Saved data entries:
■ ■ ■ ■ ■ ■ ■
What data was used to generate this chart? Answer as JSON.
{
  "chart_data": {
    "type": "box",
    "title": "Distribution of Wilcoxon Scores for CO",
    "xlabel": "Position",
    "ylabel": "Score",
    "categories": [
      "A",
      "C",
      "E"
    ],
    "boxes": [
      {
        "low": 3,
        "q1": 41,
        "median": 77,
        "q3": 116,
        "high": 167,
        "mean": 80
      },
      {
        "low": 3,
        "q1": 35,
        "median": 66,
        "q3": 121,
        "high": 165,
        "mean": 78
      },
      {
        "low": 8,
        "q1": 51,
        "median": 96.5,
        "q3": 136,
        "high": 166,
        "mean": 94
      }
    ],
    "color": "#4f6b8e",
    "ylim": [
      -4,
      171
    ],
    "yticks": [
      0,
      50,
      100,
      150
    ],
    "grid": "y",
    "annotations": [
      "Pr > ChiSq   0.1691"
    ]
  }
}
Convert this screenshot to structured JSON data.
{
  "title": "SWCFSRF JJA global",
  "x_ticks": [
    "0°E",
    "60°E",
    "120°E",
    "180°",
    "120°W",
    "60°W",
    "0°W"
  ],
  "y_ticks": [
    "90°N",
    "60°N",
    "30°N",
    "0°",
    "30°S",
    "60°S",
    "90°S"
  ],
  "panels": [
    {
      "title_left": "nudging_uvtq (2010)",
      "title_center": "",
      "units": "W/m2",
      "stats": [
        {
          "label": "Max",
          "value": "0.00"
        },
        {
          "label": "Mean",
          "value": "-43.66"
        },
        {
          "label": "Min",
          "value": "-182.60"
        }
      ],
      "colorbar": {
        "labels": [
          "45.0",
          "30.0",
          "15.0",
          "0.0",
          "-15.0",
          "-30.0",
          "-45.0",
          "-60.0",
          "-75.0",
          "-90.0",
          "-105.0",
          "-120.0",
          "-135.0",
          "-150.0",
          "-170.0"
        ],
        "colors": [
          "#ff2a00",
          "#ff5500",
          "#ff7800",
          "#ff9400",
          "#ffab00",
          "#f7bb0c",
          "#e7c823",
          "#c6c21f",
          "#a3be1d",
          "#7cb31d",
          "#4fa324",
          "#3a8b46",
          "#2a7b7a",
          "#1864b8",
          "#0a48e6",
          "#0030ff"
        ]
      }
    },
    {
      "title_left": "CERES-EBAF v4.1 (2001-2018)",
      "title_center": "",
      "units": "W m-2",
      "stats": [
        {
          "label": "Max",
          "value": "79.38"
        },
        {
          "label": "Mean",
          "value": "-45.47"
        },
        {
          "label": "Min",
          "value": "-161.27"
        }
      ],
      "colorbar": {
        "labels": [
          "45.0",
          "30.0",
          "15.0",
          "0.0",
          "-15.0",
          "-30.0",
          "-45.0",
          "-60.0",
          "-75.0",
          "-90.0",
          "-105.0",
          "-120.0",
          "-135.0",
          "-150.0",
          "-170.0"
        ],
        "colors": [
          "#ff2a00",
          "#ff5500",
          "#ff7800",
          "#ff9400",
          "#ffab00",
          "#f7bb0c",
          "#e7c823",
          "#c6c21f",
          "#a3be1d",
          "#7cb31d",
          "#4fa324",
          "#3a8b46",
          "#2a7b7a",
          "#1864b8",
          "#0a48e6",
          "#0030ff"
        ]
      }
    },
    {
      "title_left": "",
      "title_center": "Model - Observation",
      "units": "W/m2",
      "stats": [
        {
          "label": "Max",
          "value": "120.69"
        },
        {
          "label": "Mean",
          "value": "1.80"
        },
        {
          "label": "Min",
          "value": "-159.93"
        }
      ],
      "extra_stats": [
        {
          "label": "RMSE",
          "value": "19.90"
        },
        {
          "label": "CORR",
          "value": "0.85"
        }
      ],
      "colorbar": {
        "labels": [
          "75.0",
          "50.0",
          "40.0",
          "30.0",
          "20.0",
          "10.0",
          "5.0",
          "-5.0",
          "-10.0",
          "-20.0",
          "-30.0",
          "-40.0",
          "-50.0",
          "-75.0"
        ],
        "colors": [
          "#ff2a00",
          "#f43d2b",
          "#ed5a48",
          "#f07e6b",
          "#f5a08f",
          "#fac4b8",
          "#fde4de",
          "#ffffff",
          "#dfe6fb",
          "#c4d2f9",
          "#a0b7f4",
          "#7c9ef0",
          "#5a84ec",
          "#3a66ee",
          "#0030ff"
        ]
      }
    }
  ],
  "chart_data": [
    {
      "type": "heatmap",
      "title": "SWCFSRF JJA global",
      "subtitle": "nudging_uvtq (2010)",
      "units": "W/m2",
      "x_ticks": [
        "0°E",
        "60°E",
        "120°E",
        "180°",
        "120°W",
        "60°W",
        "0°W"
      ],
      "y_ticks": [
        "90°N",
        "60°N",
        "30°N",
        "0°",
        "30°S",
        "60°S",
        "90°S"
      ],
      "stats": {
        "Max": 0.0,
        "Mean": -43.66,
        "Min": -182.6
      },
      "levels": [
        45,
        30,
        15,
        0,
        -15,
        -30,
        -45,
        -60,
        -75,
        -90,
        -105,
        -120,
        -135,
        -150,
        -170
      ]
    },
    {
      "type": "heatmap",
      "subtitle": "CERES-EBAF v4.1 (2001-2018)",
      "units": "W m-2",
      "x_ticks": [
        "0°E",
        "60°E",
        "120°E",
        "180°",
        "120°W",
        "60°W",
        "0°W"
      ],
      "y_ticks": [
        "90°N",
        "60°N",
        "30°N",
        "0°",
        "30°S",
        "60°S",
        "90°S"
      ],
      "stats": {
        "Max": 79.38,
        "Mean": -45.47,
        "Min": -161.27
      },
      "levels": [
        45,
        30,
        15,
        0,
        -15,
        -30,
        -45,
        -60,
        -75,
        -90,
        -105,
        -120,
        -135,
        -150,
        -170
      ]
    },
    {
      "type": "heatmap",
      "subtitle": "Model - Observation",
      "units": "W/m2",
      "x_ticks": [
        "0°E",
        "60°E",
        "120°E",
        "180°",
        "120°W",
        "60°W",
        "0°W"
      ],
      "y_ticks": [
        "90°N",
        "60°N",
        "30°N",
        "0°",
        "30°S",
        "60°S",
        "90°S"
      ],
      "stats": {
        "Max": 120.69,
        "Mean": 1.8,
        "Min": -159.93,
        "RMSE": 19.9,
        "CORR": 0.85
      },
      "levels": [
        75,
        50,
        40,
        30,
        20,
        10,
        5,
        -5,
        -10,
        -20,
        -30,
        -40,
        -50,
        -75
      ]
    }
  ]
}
■ ■ ■ ■ ■ ■ ■
PROBLEM |
Pull out each line containing the word "subtitle" and copy it.

ANSWER TO THE PROBLEM |
      "subtitle": "nudging_uvtq (2010)",
      "subtitle": "CERES-EBAF v4.1 (2001-2018)",
      "subtitle": "Model - Observation",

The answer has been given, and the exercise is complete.